## EXERCISE DIRECTIONS
Below are records; count the lines in them that hold "download" and give only the count.

_ _ _ _ _

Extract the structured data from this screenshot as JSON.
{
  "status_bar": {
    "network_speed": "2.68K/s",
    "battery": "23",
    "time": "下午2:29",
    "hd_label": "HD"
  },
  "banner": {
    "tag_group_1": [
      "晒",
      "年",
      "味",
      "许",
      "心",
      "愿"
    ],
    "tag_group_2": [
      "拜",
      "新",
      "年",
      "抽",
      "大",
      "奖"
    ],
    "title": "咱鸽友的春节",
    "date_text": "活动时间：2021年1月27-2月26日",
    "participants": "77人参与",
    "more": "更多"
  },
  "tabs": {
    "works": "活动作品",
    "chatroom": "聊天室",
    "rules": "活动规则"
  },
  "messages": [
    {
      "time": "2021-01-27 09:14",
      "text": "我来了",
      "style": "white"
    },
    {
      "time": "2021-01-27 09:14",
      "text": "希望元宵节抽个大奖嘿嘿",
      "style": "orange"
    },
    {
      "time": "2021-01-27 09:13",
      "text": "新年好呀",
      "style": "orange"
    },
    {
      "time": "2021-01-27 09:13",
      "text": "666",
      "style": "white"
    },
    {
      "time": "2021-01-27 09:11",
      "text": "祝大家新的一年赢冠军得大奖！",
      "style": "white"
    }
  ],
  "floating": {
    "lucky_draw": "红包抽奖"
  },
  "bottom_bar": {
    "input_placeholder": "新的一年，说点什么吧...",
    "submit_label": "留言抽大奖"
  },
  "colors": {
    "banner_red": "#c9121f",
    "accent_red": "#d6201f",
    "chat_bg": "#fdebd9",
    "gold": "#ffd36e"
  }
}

_ _ _ _ _

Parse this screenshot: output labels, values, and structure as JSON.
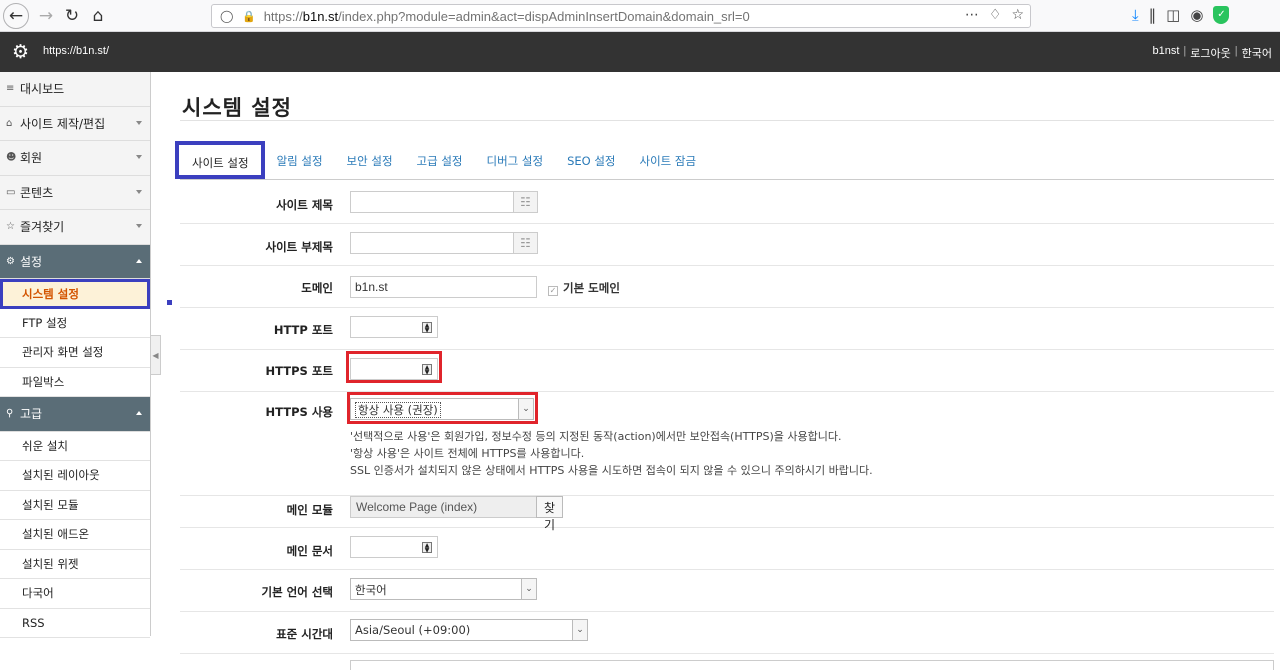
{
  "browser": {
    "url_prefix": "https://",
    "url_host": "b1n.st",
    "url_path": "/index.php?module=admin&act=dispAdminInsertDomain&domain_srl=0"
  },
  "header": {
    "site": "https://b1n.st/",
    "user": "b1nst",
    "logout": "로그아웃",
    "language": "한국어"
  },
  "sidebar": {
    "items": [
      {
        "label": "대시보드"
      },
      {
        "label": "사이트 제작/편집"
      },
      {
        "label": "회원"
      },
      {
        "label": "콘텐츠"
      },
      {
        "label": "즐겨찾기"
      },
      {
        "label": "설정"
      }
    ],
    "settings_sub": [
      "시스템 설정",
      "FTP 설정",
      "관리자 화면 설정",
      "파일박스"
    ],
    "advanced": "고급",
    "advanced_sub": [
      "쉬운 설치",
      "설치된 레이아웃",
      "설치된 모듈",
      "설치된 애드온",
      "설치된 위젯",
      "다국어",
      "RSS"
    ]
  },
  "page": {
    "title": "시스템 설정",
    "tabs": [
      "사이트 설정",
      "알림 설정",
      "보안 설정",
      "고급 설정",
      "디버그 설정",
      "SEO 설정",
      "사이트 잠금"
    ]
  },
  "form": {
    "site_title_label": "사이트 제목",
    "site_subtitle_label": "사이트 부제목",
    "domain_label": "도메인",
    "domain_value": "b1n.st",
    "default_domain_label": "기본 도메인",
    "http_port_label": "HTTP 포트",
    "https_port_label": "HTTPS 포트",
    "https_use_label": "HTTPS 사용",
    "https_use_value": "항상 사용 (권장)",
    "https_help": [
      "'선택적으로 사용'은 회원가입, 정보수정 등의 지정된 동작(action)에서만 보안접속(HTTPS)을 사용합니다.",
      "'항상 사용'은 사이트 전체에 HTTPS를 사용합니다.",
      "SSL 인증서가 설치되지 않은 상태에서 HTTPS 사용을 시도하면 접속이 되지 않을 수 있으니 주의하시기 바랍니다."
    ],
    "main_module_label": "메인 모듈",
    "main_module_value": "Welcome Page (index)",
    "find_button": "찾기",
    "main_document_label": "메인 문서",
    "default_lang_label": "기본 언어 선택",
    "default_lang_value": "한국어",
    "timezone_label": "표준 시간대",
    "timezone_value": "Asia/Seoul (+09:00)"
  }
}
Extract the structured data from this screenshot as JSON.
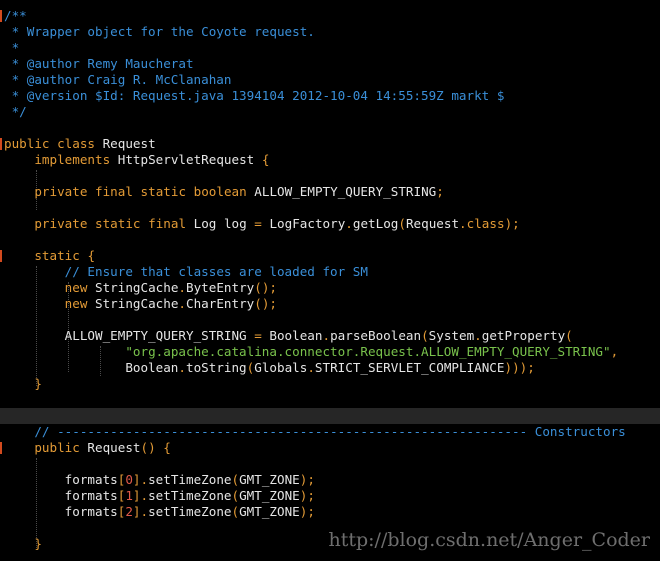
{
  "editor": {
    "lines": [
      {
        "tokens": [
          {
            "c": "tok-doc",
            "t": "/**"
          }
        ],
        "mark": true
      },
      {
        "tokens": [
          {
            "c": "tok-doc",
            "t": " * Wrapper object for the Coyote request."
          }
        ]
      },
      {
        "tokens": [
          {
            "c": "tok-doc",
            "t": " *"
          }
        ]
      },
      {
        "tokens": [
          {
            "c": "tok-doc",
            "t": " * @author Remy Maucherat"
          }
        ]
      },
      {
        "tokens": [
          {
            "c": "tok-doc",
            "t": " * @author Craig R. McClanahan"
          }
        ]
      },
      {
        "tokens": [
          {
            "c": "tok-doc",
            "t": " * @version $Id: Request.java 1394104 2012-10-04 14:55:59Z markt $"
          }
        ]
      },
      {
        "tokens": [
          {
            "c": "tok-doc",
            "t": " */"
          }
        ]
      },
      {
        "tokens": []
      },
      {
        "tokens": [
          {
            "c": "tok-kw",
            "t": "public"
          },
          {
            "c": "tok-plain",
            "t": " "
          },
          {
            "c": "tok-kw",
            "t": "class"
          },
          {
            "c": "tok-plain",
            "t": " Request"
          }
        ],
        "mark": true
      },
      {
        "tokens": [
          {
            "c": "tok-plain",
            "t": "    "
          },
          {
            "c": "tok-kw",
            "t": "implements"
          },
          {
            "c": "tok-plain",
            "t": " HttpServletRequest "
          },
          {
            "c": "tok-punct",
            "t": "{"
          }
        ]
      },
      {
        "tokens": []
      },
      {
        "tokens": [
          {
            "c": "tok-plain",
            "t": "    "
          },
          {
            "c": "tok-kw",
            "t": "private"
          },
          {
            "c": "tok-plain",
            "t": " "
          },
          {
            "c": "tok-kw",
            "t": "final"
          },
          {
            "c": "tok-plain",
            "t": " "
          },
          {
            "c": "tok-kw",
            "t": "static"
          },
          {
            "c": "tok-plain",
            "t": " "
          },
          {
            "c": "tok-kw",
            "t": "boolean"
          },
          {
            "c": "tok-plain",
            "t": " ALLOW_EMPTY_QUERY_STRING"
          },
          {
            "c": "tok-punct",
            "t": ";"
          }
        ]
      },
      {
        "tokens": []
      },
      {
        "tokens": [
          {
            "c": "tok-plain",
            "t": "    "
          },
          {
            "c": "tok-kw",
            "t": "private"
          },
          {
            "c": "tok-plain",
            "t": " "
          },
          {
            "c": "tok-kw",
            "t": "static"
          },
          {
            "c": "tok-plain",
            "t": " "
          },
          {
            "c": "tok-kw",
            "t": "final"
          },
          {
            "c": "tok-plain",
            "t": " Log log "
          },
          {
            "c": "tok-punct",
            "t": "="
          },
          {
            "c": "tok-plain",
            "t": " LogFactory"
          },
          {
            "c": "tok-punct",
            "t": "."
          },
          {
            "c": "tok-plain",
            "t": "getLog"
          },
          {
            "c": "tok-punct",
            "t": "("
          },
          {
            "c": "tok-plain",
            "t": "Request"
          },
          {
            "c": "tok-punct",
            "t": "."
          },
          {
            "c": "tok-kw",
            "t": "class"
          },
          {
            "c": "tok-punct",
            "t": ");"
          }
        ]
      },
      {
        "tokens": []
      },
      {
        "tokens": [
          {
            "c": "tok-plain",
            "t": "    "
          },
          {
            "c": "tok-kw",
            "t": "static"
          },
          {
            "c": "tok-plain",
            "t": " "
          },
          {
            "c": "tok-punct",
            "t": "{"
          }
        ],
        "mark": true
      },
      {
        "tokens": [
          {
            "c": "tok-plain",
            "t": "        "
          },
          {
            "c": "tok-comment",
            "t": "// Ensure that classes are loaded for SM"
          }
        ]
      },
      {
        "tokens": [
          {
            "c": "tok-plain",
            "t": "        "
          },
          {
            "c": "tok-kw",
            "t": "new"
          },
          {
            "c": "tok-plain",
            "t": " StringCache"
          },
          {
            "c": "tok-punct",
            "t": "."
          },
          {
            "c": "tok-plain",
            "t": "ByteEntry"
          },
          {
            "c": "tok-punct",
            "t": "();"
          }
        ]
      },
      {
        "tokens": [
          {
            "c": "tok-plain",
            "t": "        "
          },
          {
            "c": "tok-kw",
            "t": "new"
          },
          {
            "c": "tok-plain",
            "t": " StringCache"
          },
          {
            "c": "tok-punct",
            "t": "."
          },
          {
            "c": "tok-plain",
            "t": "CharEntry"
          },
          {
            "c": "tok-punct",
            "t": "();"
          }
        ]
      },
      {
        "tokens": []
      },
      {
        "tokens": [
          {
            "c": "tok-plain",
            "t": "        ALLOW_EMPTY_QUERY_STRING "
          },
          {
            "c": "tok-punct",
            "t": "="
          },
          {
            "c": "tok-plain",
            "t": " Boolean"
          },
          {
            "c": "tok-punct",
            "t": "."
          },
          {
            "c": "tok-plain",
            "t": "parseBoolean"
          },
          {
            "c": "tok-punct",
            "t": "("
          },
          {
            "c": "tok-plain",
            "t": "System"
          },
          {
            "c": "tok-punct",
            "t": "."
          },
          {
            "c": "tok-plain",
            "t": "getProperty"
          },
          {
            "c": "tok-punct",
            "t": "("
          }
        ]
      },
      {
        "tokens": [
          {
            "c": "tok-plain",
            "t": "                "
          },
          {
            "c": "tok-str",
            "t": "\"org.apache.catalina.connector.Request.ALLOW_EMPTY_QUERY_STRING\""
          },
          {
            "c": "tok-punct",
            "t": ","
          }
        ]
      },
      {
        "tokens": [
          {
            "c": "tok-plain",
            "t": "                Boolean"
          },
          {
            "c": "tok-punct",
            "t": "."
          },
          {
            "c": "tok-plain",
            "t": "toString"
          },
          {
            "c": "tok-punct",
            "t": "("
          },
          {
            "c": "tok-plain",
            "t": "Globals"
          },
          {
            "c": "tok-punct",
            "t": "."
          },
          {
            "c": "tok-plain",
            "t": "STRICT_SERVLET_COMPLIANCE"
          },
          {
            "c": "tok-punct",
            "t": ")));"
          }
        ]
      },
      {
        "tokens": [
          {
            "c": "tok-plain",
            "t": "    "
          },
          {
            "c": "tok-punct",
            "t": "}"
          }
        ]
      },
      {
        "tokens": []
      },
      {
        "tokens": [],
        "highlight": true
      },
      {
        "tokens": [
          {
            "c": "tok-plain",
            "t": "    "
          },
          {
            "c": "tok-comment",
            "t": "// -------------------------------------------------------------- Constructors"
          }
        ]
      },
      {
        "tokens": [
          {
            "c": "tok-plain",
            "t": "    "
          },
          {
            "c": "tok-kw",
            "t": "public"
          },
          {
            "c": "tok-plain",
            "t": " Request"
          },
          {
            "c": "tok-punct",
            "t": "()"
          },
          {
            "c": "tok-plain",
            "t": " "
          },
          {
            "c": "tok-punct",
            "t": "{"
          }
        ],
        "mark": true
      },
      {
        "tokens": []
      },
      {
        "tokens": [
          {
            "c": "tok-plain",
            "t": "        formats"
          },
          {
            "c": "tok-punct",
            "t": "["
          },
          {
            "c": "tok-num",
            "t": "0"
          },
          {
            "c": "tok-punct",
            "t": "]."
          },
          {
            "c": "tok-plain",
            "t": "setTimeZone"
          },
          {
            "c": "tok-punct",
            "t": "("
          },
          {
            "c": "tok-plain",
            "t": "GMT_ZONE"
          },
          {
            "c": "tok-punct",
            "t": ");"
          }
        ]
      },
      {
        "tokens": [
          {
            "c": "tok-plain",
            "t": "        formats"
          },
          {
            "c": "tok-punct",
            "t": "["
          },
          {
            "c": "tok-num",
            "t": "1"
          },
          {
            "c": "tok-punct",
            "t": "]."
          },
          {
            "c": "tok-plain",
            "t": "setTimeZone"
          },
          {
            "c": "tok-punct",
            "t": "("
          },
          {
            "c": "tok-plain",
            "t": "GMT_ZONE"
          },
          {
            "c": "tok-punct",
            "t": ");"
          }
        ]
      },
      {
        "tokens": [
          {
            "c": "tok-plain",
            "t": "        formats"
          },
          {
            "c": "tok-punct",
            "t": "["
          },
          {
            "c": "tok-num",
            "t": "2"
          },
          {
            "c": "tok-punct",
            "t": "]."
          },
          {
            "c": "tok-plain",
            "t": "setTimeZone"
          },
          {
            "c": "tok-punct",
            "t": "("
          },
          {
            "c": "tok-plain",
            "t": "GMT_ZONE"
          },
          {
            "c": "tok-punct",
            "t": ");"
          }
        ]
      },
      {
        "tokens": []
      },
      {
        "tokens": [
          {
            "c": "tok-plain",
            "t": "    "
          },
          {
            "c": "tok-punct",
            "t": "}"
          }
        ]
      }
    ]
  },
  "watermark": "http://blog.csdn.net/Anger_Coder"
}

_ _ _ _ _

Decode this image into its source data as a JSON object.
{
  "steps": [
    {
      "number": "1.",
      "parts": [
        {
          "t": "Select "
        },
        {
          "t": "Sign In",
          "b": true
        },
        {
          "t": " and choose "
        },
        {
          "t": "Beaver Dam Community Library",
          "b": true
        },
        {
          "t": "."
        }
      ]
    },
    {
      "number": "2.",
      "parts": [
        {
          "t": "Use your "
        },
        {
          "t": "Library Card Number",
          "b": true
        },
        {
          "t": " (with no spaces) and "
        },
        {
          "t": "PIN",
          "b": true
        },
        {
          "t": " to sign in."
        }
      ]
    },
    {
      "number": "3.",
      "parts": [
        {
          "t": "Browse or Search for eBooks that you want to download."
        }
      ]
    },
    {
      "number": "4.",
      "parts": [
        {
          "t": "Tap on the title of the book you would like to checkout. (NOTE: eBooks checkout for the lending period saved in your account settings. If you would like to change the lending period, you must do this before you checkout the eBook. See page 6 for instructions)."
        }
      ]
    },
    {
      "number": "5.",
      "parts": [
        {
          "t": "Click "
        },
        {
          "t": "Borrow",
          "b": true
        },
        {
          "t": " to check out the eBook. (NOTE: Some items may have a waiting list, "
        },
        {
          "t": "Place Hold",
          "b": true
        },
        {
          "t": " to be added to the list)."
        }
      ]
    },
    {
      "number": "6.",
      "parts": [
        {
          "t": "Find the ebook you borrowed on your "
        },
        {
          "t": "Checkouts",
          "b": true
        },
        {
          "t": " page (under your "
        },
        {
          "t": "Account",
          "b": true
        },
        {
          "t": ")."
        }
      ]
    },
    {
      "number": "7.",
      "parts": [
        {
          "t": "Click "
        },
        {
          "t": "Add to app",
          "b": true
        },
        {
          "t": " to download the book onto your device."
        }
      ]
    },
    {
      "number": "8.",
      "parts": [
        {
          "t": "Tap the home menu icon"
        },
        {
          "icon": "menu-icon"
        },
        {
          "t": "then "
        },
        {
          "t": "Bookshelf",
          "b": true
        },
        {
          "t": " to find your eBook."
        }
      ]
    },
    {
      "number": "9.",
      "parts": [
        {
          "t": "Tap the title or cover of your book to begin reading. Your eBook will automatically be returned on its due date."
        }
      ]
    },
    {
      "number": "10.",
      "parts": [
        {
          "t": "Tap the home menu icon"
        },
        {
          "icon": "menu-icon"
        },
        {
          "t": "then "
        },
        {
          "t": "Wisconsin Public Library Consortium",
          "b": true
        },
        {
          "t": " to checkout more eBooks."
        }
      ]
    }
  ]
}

_ _ _ _ _

## TASK OUTPUT
2